-- Begin --

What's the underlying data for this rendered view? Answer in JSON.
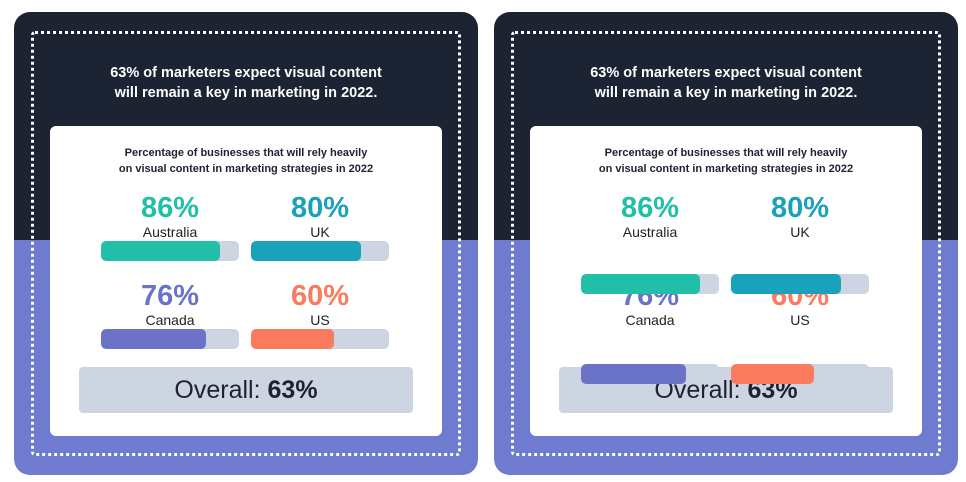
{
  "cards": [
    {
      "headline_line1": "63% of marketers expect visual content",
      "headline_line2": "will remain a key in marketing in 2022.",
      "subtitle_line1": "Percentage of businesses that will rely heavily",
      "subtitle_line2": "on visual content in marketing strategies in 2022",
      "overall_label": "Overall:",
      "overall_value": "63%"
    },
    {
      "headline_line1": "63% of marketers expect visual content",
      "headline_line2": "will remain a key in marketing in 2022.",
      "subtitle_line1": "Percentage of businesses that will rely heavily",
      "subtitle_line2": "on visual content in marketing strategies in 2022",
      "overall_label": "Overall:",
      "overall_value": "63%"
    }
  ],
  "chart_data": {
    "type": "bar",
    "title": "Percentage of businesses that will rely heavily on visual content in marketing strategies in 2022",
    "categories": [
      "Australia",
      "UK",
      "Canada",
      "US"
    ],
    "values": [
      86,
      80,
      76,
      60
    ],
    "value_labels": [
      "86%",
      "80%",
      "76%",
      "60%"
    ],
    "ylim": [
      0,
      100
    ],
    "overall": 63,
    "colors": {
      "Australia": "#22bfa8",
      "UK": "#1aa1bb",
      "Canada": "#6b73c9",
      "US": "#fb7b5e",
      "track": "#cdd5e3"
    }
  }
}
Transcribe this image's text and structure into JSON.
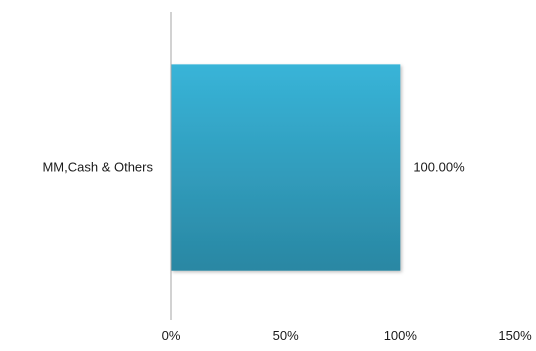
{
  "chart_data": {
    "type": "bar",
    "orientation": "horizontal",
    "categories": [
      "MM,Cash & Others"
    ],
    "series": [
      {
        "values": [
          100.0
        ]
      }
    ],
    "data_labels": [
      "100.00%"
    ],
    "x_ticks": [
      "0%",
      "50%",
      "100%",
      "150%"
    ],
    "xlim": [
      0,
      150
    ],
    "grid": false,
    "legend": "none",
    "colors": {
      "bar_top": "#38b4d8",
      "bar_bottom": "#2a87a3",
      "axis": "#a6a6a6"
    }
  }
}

-- End --
-- Begin --

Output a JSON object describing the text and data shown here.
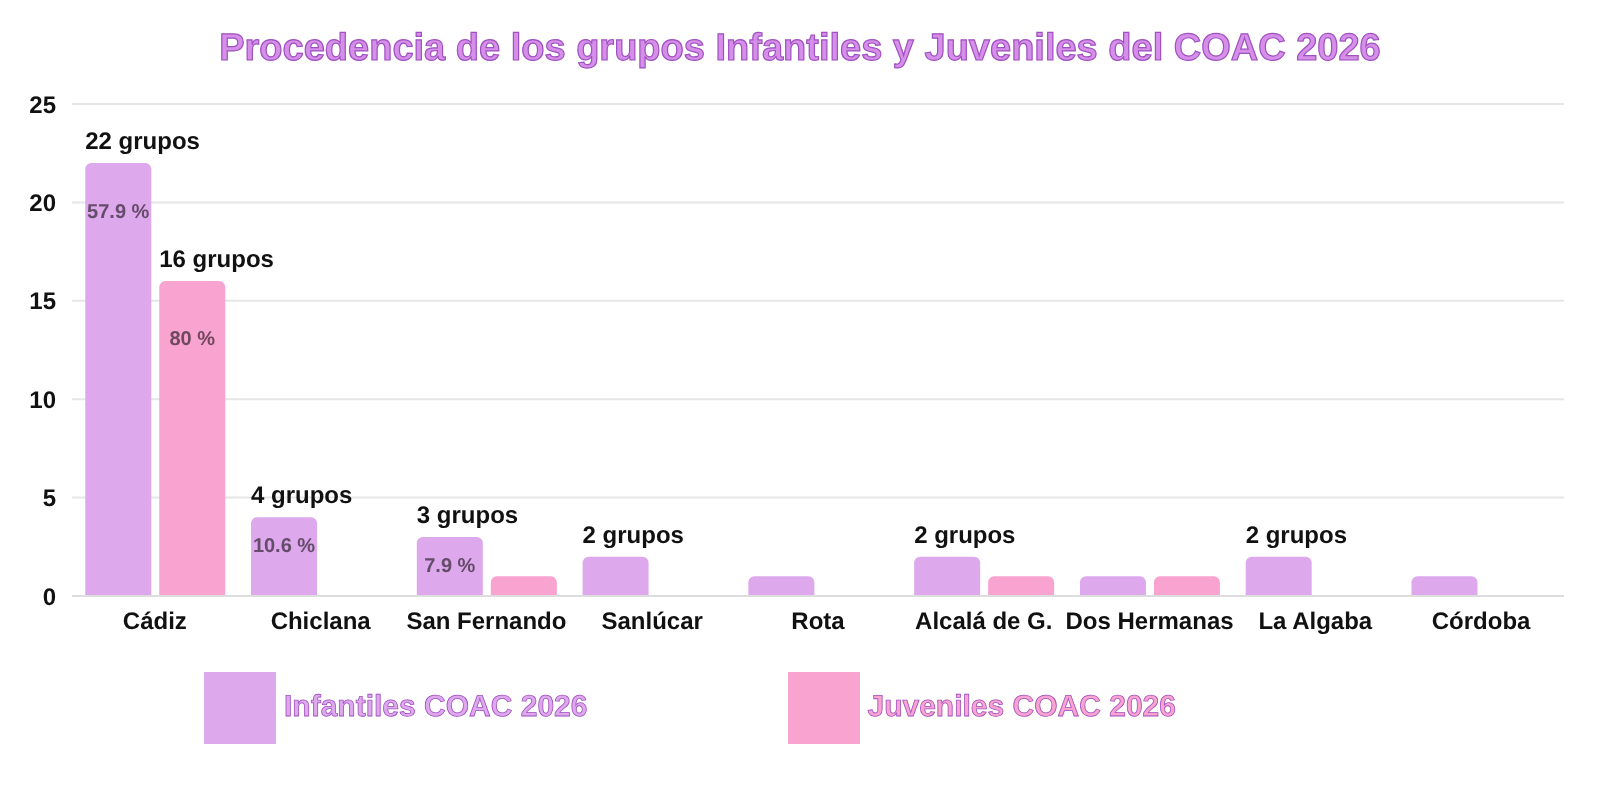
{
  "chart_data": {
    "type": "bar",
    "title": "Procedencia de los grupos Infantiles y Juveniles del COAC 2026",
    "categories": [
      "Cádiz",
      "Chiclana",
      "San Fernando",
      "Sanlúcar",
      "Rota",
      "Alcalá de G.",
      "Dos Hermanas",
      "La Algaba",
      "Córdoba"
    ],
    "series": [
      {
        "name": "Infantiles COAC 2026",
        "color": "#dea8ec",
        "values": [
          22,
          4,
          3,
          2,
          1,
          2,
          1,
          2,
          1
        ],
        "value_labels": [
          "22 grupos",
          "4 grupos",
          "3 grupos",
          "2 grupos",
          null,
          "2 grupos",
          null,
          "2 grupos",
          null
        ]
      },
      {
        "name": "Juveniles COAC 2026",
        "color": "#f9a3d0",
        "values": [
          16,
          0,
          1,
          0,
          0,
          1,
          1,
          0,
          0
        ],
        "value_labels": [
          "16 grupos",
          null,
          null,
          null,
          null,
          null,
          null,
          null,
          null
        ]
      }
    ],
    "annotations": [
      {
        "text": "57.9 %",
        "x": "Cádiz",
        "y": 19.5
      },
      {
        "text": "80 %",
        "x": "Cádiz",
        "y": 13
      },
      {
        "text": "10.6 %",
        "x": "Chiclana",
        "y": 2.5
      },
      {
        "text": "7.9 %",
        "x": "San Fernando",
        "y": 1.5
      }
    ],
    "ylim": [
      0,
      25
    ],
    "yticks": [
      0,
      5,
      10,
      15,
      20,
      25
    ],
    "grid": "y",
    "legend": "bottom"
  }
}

-- End --
-- Begin --

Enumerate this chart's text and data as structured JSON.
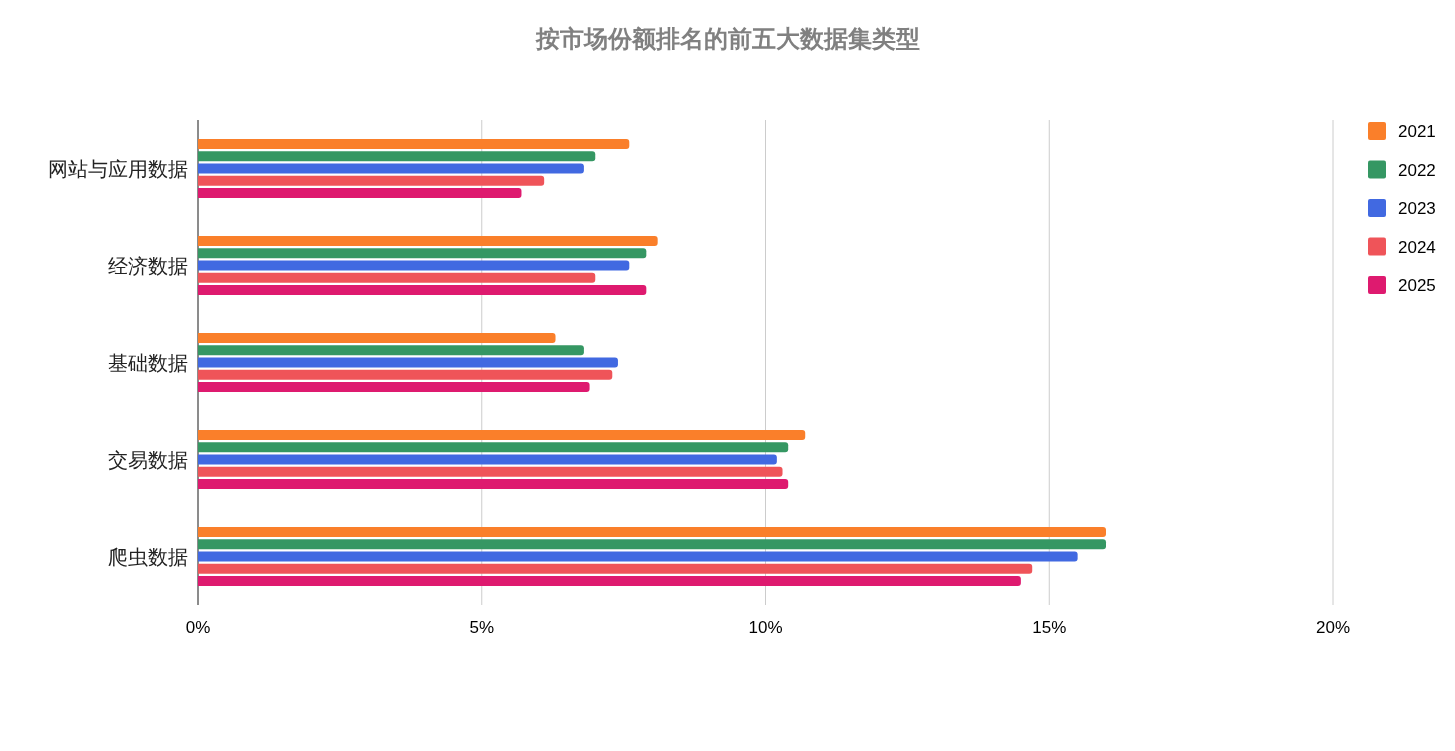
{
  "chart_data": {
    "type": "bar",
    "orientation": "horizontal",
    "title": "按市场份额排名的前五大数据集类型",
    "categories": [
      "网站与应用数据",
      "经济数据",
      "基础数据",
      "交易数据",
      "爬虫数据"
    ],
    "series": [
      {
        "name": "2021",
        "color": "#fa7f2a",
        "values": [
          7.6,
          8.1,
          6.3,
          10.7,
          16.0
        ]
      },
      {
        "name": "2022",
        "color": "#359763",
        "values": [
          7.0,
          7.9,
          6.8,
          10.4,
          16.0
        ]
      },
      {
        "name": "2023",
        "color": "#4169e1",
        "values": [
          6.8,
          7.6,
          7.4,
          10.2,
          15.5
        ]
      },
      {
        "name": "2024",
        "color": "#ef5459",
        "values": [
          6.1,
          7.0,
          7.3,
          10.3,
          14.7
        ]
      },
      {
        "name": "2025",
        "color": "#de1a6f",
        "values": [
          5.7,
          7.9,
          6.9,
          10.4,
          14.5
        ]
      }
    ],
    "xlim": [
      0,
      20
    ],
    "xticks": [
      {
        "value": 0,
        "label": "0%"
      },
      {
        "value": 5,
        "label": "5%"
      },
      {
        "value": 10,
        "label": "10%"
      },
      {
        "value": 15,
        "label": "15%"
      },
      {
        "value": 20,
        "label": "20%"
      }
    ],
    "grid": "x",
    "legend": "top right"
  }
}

-- End --

Write out every line of the preceding listing that contains "text".

• [REPLY TO THE EXERCISE]
Transcribe this image's text and structure into JSON.
Output a JSON object describing the text and data shown here.
        "text": "57.9 %",
        "text": "80 %",
        "text": "10.6 %",
        "text": "7.9 %",
Enumerate this chart's text and data as structured JSON.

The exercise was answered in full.